§ **YOUR GOAL**: Count the lines below that include the word "screenshot" and write that number alone.

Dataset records
● ● ● ● ●

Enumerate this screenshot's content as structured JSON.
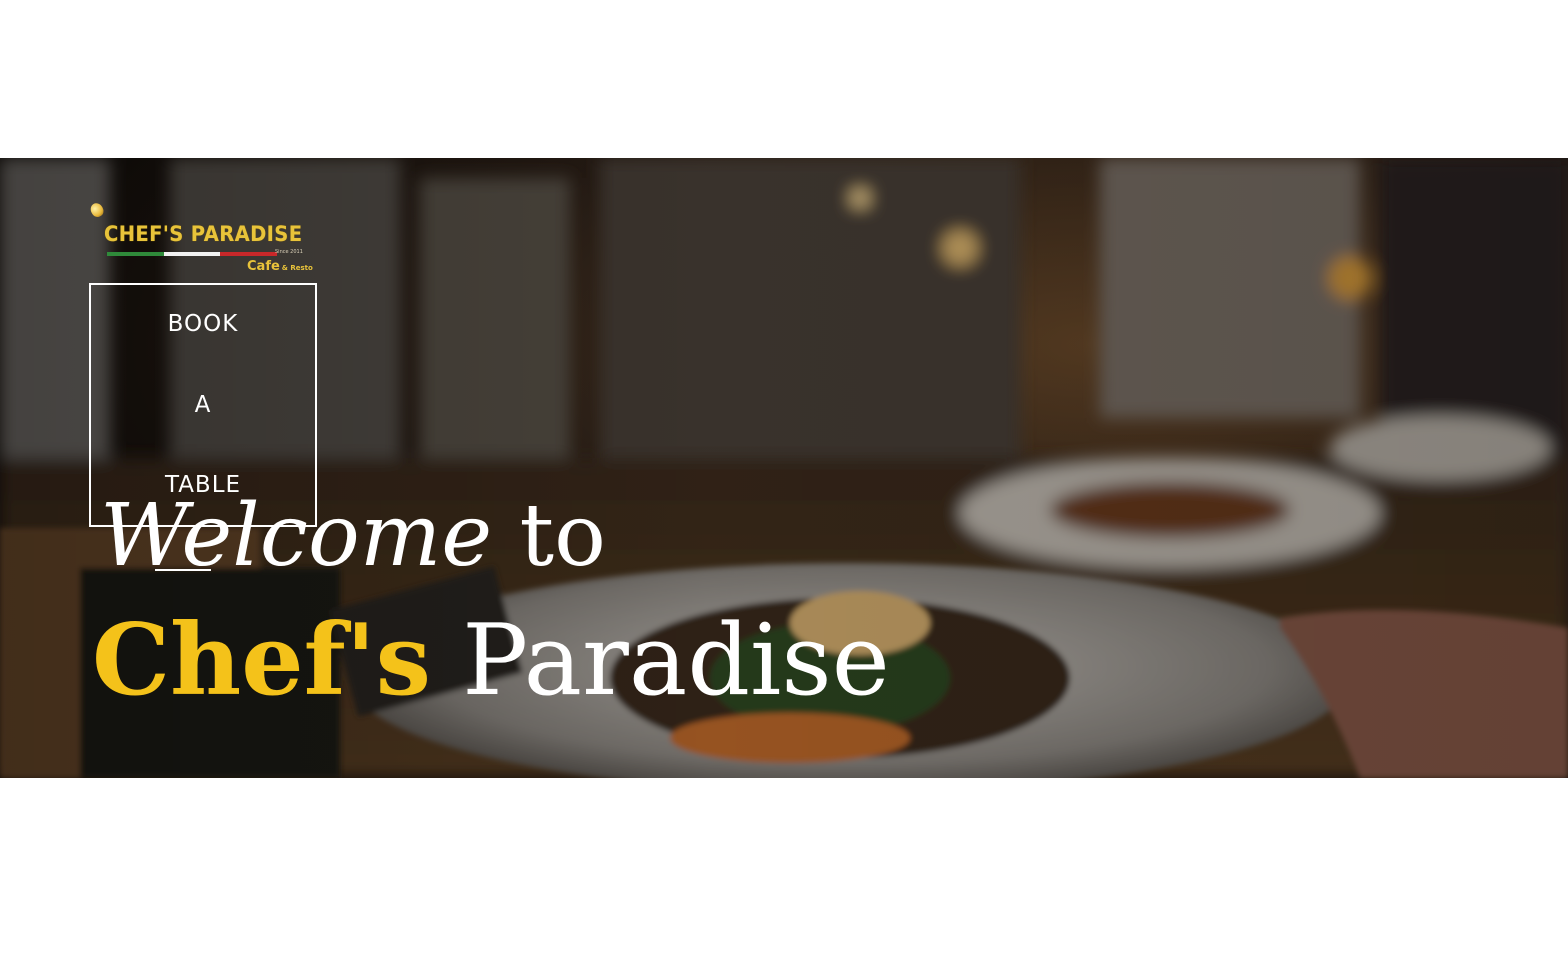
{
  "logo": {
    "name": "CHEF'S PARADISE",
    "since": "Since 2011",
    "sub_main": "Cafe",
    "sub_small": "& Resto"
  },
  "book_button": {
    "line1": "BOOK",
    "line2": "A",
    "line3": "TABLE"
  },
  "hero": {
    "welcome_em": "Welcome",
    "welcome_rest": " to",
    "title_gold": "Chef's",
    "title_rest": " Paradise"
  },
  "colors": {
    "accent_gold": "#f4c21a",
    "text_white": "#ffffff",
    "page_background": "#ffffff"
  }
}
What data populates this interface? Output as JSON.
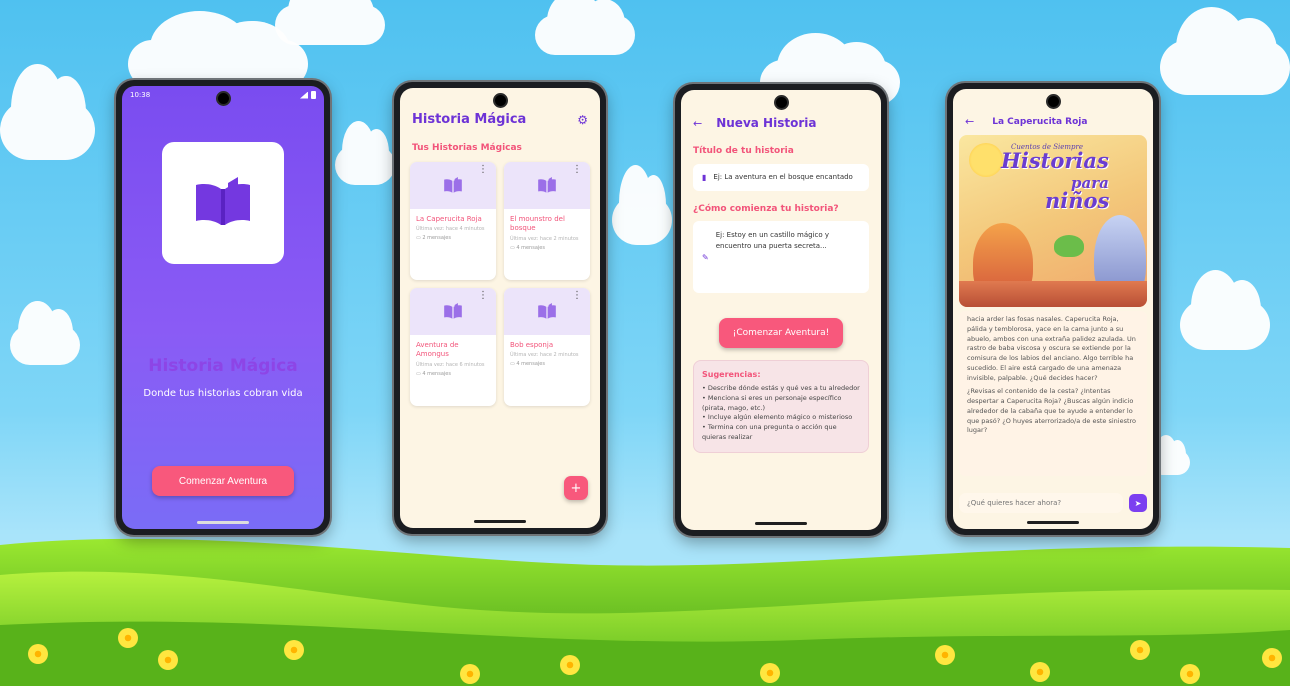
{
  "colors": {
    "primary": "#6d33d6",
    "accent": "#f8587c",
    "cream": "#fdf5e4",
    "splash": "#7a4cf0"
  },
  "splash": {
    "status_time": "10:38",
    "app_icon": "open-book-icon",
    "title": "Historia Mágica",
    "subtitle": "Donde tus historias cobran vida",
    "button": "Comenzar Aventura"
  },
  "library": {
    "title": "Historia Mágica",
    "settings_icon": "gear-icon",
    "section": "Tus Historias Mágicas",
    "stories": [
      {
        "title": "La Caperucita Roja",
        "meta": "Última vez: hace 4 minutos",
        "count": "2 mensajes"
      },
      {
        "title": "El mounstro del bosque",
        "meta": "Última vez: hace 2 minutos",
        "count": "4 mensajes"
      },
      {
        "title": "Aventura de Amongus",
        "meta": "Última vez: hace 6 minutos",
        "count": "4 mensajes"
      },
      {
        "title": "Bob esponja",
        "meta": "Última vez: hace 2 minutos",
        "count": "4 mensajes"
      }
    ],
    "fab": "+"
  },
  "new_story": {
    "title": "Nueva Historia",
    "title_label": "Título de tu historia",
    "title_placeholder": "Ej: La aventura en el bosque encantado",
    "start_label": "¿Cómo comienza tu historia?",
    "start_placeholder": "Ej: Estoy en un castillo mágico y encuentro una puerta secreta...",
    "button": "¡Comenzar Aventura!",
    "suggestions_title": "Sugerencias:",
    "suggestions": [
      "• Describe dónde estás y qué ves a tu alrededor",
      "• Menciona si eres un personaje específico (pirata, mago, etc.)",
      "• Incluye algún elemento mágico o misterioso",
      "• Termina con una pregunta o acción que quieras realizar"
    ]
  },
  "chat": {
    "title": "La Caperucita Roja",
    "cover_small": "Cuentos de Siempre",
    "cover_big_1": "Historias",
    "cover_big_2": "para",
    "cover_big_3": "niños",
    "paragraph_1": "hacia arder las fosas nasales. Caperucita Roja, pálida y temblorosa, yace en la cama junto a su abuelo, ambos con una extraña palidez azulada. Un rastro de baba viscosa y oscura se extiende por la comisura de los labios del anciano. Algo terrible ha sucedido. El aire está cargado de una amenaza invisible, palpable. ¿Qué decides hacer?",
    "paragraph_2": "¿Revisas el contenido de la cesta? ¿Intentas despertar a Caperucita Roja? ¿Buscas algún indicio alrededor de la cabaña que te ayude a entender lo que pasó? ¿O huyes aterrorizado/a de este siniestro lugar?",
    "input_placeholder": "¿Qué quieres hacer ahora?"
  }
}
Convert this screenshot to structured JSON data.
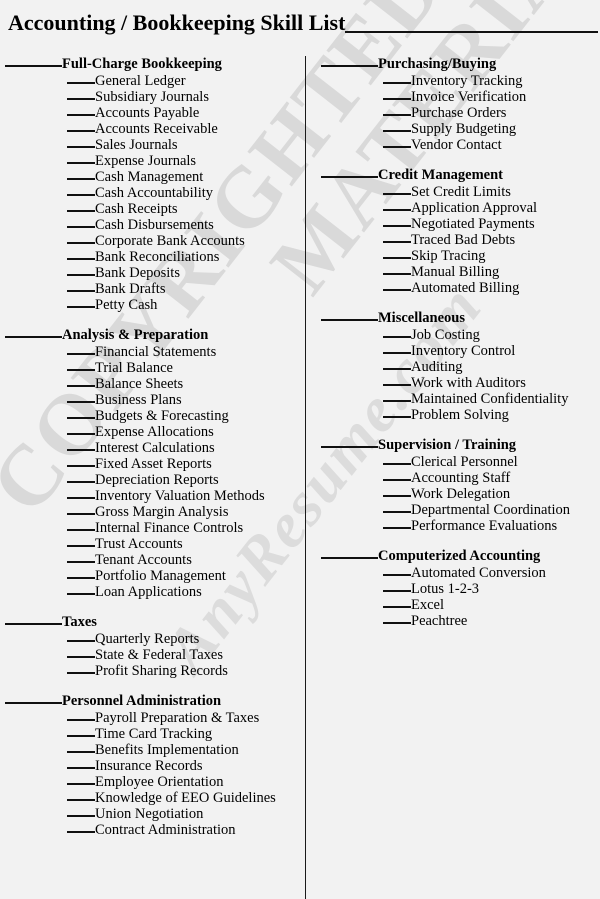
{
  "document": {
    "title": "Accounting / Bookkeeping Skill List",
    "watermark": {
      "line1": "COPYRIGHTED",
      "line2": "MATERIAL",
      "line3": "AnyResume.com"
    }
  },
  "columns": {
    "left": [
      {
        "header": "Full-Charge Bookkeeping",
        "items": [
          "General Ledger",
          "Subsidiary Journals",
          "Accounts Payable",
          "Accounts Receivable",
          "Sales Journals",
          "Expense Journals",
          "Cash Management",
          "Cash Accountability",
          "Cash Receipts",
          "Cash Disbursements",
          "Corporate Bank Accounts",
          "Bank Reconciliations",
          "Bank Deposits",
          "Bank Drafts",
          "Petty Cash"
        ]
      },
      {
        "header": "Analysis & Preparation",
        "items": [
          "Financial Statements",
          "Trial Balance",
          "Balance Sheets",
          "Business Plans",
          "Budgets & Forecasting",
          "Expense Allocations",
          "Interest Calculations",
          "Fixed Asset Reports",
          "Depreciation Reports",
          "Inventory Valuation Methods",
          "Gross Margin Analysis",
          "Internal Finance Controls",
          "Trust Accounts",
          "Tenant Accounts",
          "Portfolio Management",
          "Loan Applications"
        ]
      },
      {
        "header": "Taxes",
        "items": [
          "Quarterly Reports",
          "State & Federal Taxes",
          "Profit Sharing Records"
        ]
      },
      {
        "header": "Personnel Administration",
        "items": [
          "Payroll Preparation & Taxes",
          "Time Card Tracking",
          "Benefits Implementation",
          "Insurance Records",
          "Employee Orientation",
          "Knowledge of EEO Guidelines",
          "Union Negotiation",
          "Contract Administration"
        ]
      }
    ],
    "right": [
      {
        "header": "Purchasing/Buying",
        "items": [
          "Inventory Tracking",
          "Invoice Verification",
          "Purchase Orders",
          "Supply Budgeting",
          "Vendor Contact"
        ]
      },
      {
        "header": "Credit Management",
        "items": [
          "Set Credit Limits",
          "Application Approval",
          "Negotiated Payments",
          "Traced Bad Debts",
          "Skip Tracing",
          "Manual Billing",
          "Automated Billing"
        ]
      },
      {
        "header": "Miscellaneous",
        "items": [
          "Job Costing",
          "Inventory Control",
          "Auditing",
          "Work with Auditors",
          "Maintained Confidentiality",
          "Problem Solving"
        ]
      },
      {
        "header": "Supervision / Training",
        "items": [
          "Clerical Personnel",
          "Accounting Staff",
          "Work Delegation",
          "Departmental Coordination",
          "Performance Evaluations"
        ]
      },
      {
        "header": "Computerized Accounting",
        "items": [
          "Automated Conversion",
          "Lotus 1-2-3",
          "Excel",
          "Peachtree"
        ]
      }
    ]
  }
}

● ● ● ● ●

§ **TASK OUTPUT**: 2